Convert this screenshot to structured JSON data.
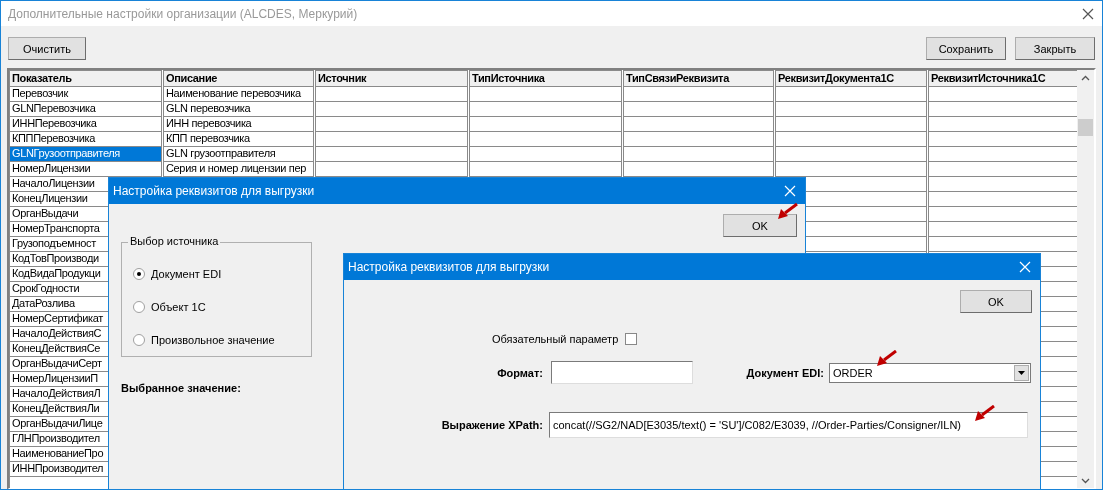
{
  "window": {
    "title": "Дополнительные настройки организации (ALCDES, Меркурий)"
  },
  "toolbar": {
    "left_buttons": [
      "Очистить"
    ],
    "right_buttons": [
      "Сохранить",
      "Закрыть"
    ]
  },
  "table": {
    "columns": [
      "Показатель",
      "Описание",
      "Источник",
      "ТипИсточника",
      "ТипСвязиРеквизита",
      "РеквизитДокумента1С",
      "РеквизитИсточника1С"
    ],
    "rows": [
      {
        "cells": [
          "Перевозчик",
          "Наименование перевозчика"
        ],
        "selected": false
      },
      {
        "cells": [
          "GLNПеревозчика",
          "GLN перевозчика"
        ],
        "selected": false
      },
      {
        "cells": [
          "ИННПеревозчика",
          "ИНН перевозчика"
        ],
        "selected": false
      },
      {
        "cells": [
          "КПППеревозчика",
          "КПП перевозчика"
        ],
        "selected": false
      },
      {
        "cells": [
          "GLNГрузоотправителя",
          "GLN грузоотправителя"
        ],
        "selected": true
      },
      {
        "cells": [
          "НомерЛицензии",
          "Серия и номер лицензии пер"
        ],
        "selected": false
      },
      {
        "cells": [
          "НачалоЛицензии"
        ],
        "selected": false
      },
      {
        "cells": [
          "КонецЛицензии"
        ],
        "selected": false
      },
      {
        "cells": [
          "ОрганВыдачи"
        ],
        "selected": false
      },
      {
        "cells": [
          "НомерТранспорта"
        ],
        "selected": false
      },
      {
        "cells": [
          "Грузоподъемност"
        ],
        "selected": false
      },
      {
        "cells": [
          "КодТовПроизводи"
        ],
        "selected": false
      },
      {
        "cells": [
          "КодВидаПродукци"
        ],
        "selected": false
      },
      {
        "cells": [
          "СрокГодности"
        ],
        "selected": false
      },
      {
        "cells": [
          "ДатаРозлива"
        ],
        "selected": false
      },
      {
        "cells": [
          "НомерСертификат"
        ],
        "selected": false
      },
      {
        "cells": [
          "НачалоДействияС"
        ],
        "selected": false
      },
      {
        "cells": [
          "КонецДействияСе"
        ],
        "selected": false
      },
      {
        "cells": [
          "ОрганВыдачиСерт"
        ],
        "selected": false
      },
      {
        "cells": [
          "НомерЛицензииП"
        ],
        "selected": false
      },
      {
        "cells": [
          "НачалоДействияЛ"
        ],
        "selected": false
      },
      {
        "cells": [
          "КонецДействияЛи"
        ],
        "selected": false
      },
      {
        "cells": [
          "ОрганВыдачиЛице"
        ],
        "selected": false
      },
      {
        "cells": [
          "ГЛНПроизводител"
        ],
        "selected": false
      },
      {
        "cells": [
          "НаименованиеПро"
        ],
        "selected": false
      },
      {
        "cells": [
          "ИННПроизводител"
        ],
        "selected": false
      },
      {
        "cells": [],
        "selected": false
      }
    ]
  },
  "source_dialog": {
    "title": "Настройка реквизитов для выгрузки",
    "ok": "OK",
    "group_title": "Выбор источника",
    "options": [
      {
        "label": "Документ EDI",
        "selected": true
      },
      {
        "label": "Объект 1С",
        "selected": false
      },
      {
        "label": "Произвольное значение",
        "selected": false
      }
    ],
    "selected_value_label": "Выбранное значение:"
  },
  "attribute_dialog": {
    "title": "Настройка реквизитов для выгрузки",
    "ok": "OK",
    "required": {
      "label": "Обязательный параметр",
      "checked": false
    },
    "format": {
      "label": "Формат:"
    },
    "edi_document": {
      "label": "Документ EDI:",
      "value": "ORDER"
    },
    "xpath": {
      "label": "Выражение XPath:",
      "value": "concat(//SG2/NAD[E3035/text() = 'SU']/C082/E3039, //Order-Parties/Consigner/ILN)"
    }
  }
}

══════════

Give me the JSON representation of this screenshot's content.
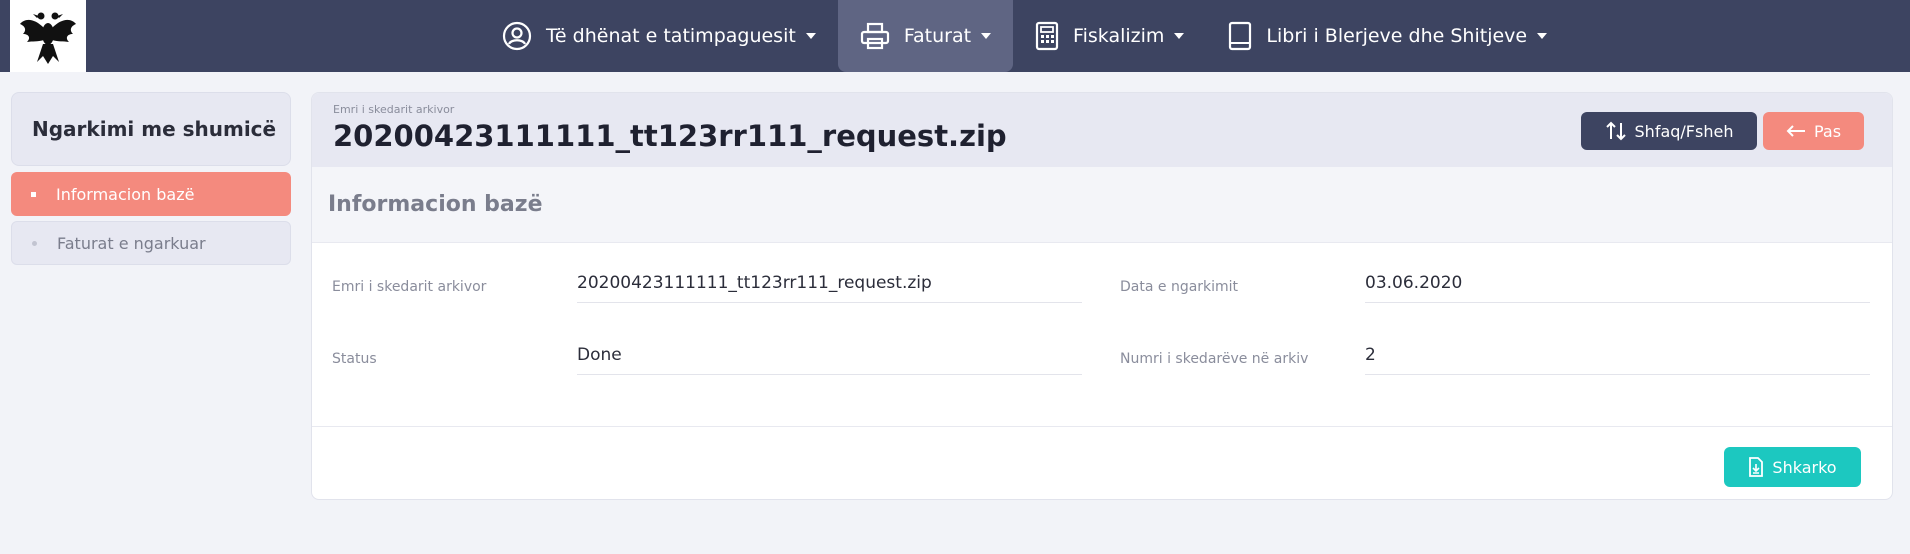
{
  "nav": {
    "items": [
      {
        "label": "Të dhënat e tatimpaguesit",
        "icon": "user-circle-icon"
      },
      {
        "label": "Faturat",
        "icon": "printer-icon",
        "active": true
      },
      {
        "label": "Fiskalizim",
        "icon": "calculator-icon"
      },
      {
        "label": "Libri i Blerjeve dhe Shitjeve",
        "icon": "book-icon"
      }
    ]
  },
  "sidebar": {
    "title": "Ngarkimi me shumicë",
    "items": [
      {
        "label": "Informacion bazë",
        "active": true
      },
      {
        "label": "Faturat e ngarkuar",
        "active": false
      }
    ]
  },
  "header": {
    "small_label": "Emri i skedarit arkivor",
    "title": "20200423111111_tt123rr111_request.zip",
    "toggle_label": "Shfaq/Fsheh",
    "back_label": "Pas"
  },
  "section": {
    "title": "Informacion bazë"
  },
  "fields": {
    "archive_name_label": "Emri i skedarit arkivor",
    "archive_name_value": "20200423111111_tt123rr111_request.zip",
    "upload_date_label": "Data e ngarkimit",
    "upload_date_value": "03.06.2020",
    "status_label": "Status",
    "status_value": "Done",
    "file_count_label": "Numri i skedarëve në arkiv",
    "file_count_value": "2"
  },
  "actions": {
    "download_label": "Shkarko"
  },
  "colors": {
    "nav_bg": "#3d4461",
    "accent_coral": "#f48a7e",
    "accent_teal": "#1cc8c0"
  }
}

══════════

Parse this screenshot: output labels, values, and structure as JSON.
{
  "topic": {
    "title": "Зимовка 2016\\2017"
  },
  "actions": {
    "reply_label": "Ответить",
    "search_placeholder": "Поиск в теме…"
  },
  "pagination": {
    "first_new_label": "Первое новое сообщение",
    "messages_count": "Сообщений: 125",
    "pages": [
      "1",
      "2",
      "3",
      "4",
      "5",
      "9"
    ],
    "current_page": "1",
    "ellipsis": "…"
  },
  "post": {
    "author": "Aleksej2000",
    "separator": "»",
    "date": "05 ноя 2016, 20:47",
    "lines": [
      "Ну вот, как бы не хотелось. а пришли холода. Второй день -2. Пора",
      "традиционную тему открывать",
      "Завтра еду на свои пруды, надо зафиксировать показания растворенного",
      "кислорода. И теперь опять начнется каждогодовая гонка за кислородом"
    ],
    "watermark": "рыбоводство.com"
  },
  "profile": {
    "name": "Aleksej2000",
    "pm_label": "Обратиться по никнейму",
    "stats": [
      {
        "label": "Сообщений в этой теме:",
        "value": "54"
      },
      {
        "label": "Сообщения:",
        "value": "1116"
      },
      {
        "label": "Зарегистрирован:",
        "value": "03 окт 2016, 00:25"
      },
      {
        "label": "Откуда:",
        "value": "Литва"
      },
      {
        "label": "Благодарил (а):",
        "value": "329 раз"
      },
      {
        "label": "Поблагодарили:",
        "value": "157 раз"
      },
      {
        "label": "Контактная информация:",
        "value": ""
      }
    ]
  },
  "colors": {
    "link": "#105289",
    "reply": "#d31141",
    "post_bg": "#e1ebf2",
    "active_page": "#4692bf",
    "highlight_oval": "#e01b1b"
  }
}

══════════

• **Your task**
Lines containing the word "теме" are to be counted in the listing; state their number alone.

• **Response to the exercise**
2